To do ->
Where a line holds "oraz", copy it.

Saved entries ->
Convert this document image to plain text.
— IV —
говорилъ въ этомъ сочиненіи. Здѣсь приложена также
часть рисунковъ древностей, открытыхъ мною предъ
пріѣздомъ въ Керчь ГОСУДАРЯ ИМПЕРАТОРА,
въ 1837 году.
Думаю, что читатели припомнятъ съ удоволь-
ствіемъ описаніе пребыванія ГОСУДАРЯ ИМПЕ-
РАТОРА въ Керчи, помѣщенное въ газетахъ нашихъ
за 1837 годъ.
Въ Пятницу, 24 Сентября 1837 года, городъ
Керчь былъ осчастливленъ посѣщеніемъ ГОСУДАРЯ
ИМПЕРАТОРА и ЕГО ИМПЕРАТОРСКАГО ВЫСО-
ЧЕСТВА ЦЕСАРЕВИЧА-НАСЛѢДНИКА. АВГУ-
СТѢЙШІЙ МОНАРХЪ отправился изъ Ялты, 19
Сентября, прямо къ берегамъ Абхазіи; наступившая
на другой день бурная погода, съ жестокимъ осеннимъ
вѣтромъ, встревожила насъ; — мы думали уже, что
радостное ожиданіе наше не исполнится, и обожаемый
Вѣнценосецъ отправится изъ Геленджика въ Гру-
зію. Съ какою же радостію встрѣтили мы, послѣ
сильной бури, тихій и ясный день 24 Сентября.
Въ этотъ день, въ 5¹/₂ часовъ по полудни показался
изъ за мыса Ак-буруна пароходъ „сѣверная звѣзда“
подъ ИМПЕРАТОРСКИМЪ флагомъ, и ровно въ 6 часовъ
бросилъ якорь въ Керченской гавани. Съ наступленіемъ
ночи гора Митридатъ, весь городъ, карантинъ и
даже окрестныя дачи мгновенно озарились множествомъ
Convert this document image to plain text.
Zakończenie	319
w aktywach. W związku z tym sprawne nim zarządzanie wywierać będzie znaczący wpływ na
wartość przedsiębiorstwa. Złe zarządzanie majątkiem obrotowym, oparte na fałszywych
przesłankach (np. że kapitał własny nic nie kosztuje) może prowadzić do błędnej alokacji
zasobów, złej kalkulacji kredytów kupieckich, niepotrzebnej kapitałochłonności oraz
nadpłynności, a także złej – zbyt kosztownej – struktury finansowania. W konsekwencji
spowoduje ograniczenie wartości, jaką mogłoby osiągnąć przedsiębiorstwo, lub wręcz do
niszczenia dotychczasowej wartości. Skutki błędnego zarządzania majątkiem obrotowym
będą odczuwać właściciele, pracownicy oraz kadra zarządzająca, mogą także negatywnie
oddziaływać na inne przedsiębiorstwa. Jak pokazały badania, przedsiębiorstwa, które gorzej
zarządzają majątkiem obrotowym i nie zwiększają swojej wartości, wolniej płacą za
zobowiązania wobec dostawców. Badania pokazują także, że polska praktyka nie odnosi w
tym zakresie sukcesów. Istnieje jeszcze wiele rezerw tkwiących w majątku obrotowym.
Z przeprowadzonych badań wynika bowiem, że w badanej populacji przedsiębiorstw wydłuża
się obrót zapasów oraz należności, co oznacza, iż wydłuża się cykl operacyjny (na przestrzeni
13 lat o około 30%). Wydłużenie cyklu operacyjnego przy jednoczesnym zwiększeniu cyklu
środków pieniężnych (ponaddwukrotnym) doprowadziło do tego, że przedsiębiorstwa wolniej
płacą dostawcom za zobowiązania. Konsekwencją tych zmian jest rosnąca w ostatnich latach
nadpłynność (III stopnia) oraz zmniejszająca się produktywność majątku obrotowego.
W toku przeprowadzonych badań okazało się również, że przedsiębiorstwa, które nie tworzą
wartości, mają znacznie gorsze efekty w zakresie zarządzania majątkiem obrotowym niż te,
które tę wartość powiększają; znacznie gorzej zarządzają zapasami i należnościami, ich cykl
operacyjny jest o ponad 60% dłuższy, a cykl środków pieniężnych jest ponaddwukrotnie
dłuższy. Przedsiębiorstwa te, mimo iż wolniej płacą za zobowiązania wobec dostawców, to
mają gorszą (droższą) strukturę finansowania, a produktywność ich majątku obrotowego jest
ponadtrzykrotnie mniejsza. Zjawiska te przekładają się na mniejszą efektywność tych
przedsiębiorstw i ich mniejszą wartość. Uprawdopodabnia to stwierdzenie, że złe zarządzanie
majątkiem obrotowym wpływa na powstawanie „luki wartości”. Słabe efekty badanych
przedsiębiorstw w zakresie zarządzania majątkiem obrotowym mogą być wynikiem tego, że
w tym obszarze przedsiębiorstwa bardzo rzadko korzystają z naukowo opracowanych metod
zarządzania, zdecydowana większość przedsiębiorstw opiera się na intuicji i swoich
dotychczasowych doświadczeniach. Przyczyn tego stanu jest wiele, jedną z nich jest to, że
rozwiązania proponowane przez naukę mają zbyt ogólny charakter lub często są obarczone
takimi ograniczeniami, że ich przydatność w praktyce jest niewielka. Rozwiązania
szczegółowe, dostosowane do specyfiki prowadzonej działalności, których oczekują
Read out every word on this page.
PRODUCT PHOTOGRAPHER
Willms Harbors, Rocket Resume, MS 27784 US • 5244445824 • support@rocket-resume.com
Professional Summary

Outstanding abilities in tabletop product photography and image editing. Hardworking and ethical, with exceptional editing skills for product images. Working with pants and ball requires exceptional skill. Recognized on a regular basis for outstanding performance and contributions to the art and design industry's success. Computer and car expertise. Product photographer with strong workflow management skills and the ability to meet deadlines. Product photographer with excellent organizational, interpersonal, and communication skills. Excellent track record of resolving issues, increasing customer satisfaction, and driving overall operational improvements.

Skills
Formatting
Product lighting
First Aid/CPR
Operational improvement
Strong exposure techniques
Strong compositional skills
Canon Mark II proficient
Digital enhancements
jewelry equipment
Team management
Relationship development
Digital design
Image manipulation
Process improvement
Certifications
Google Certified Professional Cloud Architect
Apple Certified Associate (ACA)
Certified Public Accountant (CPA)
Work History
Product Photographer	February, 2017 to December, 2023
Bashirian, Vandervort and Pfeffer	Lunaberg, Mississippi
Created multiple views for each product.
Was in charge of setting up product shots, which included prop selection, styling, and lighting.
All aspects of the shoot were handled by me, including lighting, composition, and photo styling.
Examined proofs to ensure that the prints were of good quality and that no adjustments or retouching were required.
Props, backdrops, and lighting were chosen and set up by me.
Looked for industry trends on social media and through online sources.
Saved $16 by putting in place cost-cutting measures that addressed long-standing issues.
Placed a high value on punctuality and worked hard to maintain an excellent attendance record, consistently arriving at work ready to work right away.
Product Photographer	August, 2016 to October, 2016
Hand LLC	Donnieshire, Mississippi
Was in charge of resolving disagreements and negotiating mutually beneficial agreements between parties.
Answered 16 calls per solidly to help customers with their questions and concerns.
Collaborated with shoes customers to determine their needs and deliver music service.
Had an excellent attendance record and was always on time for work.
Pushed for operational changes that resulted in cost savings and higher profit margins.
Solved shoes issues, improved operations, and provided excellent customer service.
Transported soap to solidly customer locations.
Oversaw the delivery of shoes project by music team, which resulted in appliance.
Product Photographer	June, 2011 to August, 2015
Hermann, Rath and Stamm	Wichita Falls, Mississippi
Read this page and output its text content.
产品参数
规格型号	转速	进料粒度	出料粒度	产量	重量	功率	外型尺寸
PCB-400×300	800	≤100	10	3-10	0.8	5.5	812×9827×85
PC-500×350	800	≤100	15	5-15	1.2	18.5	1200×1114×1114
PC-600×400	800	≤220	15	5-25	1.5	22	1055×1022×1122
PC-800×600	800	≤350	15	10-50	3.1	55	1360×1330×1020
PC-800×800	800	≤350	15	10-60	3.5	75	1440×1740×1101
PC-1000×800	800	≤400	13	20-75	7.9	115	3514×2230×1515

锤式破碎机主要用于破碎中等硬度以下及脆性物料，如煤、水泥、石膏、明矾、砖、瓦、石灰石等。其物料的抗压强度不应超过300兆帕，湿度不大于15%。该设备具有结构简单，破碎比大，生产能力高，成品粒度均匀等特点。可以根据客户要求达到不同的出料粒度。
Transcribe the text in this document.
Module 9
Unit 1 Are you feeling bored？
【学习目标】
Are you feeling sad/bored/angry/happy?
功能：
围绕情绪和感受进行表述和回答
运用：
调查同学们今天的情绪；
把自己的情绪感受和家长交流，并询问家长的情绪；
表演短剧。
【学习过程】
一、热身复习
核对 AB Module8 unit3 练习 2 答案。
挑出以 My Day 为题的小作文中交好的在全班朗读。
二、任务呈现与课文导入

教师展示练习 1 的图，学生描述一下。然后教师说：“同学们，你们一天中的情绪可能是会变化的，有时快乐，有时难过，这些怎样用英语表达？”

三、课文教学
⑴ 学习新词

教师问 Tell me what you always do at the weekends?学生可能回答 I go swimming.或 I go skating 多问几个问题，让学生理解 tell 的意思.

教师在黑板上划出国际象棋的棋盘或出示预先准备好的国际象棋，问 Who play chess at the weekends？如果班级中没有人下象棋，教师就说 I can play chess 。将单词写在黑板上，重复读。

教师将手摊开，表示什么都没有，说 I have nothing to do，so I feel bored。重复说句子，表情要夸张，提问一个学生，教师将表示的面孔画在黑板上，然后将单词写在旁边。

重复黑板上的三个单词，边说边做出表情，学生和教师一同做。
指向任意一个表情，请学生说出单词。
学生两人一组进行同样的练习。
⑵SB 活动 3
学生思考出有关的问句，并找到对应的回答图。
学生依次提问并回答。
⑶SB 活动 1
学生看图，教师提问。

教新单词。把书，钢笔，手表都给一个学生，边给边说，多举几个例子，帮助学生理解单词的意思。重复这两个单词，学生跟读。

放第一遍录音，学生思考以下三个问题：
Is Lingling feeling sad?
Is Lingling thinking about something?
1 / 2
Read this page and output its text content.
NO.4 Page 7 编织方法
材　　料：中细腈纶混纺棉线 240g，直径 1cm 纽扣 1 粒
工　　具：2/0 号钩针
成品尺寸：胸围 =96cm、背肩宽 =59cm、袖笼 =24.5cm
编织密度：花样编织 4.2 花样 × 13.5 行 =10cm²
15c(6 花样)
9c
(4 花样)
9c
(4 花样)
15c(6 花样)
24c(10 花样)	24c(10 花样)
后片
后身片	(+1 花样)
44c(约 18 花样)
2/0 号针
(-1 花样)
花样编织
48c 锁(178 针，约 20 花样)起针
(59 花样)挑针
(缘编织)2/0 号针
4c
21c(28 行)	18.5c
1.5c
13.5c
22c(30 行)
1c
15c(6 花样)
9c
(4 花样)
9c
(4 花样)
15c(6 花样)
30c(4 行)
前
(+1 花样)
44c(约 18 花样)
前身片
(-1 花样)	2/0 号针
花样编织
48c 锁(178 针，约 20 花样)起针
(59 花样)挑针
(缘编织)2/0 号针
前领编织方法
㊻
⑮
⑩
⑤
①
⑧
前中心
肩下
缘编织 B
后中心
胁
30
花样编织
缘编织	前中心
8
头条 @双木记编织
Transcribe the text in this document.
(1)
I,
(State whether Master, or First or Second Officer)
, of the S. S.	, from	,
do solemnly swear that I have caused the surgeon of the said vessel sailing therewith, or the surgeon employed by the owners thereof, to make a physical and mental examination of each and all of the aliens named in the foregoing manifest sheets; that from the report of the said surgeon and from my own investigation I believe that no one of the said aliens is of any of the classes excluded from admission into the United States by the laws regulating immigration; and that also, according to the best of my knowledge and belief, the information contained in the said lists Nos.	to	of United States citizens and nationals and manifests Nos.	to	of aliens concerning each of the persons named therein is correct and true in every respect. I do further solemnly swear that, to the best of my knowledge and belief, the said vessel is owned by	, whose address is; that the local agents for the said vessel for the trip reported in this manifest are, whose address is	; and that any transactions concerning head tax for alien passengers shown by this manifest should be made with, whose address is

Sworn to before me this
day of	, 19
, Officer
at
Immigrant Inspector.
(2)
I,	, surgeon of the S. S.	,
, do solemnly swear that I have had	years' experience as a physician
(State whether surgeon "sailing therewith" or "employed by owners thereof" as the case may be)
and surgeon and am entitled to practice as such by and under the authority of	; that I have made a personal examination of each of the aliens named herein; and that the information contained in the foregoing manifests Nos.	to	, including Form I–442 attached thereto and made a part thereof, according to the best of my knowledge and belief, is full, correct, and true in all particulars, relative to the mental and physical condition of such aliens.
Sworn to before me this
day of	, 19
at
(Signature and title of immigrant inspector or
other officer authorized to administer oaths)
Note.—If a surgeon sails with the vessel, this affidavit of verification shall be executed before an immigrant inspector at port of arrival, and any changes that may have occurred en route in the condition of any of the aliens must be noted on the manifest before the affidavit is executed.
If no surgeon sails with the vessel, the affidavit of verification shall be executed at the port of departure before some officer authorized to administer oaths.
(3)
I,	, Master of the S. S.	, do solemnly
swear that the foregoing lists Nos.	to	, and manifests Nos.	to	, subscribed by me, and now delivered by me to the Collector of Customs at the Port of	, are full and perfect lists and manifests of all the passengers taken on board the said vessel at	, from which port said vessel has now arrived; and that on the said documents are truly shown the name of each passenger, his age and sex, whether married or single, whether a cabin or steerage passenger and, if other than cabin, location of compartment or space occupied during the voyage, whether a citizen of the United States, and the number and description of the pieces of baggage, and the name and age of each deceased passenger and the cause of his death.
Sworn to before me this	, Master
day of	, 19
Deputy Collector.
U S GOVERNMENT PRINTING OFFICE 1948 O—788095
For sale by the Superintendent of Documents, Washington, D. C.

Response to the task ->
zasobów, złej kalkulacji kredytów kupieckich, niepotrzebnej kapitałochłonności oraz
będą odczuwać właściciele, pracownicy oraz kadra zarządzająca, mogą także negatywnie
się obrót zapasów oraz należności, co oznacza, iż wydłuża się cykl operacyjny (na przestrzeni
nadpłynność (III stopnia) oraz zmniejszająca się produktywność majątku obrotowego.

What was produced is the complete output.